### [Problem description]
Print exactly the lines from the one containing "Convert this screenshot" through the last line of the records below, both included, and nothing else; omit any pictures.

### [Data rows]

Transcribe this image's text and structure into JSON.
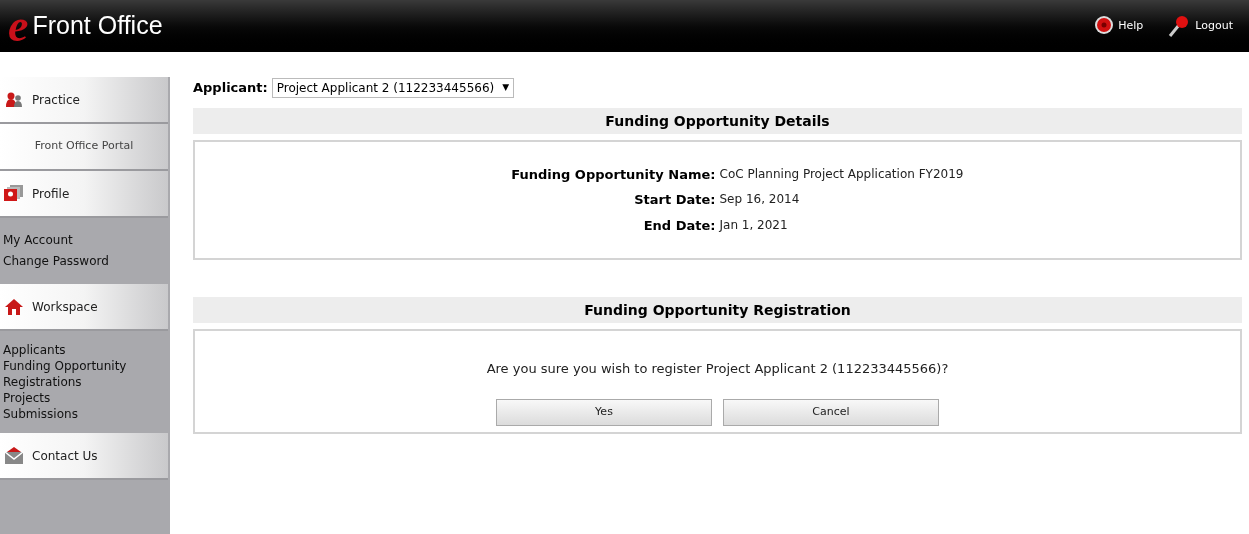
{
  "header": {
    "logo_mark": "e",
    "title": "Front Office",
    "actions": [
      {
        "label": "Help"
      },
      {
        "label": "Logout"
      }
    ]
  },
  "sidebar": [
    {
      "kind": "section",
      "label": "Practice"
    },
    {
      "kind": "tile",
      "label": "Front Office Portal"
    },
    {
      "kind": "section",
      "label": "Profile"
    },
    {
      "kind": "links",
      "items": [
        "My Account",
        "Change Password"
      ]
    },
    {
      "kind": "section",
      "label": "Workspace"
    },
    {
      "kind": "links",
      "items": [
        "Applicants",
        "Funding Opportunity Registrations",
        "Projects",
        "Submissions"
      ]
    },
    {
      "kind": "section",
      "label": "Contact Us"
    }
  ],
  "applicant": {
    "label": "Applicant:",
    "value": "Project Applicant 2 (112233445566)",
    "caret": "▼"
  },
  "details": {
    "title": "Funding Opportunity Details",
    "fields": [
      {
        "label": "Funding Opportunity Name:",
        "value": "CoC Planning Project Application FY2019"
      },
      {
        "label": "Start Date:",
        "value": "Sep 16, 2014"
      },
      {
        "label": "End Date:",
        "value": "Jan 1, 2021"
      }
    ]
  },
  "registration": {
    "title": "Funding Opportunity Registration",
    "question": "Are you sure you wish to register Project Applicant 2 (112233445566)?",
    "buttons": [
      "Yes",
      "Cancel"
    ]
  }
}
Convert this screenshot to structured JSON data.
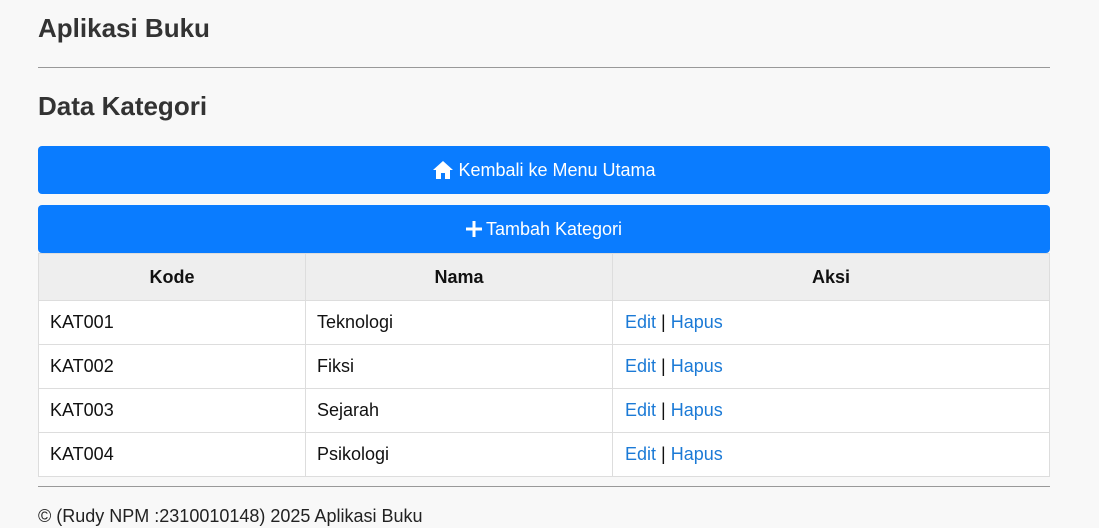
{
  "header": {
    "app_title": "Aplikasi Buku"
  },
  "page": {
    "title": "Data Kategori"
  },
  "buttons": {
    "home_label": "Kembali ke Menu Utama",
    "home_icon": "home-icon",
    "add_label": "Tambah Kategori",
    "add_icon": "plus-icon"
  },
  "table": {
    "headers": [
      "Kode",
      "Nama",
      "Aksi"
    ],
    "rows": [
      {
        "kode": "KAT001",
        "nama": "Teknologi"
      },
      {
        "kode": "KAT002",
        "nama": "Fiksi"
      },
      {
        "kode": "KAT003",
        "nama": "Sejarah"
      },
      {
        "kode": "KAT004",
        "nama": "Psikologi"
      }
    ],
    "edit_label": "Edit",
    "delete_label": "Hapus",
    "separator": "|"
  },
  "footer": {
    "text": "© (Rudy NPM :2310010148) 2025 Aplikasi Buku"
  },
  "colors": {
    "primary": "#0a7cff",
    "link": "#1b7ad6",
    "background": "#f8f8f8"
  }
}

### [Solution for this problem]
Convert this screenshot to structured JSON data.
{
  "header": {
    "app_title": "Aplikasi Buku"
  },
  "page": {
    "title": "Data Kategori"
  },
  "buttons": {
    "home_label": "Kembali ke Menu Utama",
    "home_icon": "home-icon",
    "add_label": "Tambah Kategori",
    "add_icon": "plus-icon"
  },
  "table": {
    "headers": [
      "Kode",
      "Nama",
      "Aksi"
    ],
    "rows": [
      {
        "kode": "KAT001",
        "nama": "Teknologi"
      },
      {
        "kode": "KAT002",
        "nama": "Fiksi"
      },
      {
        "kode": "KAT003",
        "nama": "Sejarah"
      },
      {
        "kode": "KAT004",
        "nama": "Psikologi"
      }
    ],
    "edit_label": "Edit",
    "delete_label": "Hapus",
    "separator": "|"
  },
  "footer": {
    "text": "© (Rudy NPM :2310010148) 2025 Aplikasi Buku"
  },
  "colors": {
    "primary": "#0a7cff",
    "link": "#1b7ad6",
    "background": "#f8f8f8"
  }
}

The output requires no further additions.